EXERCISE REQUIREMENTS
Copy all lines of the listing that include the string "JSON".

^^^^^^^^

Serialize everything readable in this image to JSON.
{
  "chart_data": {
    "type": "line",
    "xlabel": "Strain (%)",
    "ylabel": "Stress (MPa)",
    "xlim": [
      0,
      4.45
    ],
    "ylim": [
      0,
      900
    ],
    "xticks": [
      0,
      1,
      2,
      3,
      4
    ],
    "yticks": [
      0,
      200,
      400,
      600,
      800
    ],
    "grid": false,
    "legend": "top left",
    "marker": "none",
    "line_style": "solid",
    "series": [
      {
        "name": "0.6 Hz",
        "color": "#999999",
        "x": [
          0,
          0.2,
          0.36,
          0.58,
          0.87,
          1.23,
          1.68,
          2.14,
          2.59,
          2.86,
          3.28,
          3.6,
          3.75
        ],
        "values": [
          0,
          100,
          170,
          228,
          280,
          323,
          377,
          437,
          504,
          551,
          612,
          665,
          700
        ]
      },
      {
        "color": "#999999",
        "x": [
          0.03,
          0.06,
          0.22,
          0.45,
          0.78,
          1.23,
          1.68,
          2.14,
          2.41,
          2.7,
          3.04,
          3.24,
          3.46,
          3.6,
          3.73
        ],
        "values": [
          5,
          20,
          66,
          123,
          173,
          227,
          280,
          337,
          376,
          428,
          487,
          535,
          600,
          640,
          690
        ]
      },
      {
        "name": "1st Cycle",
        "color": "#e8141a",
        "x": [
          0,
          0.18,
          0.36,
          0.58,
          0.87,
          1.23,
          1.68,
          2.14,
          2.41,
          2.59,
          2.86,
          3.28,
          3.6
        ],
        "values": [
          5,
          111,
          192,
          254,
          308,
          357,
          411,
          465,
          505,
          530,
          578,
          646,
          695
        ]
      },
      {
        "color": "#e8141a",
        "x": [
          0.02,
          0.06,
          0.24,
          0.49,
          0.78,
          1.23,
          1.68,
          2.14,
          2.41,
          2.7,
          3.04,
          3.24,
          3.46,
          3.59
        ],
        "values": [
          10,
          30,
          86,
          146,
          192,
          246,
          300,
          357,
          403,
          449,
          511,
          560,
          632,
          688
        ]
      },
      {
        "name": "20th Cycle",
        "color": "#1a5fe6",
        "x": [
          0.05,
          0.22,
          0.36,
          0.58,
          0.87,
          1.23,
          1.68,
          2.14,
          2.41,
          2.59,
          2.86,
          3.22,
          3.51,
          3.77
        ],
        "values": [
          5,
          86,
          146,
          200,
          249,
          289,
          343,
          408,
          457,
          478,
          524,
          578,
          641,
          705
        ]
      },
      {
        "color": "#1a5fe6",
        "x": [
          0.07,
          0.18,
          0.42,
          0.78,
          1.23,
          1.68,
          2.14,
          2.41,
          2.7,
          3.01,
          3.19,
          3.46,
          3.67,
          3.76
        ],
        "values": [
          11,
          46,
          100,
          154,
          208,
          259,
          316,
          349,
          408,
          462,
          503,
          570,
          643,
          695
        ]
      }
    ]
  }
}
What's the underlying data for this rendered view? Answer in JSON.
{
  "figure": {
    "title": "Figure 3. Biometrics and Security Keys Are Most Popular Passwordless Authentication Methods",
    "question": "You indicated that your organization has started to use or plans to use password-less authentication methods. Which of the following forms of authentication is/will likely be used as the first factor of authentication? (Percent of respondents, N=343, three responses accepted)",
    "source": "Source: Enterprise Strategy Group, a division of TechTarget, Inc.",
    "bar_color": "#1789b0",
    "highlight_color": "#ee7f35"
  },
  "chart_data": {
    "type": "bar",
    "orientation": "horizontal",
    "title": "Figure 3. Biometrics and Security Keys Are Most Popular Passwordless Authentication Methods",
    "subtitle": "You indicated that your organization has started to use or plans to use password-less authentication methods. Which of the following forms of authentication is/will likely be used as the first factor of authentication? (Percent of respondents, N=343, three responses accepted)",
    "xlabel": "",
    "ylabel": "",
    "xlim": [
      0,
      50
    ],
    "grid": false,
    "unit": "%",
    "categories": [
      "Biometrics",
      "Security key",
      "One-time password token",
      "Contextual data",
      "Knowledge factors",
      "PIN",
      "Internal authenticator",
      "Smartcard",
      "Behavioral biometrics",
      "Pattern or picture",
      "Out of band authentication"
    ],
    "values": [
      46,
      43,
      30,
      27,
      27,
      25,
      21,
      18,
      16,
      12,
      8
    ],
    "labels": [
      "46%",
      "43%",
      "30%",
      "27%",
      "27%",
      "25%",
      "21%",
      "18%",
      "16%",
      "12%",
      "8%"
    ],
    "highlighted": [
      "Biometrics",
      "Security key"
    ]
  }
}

^^^^^^^^

FINISHED ANSWER
Serialize everything readable in this image to JSON.
What's the underlying data for this rendered view? Answer in JSON.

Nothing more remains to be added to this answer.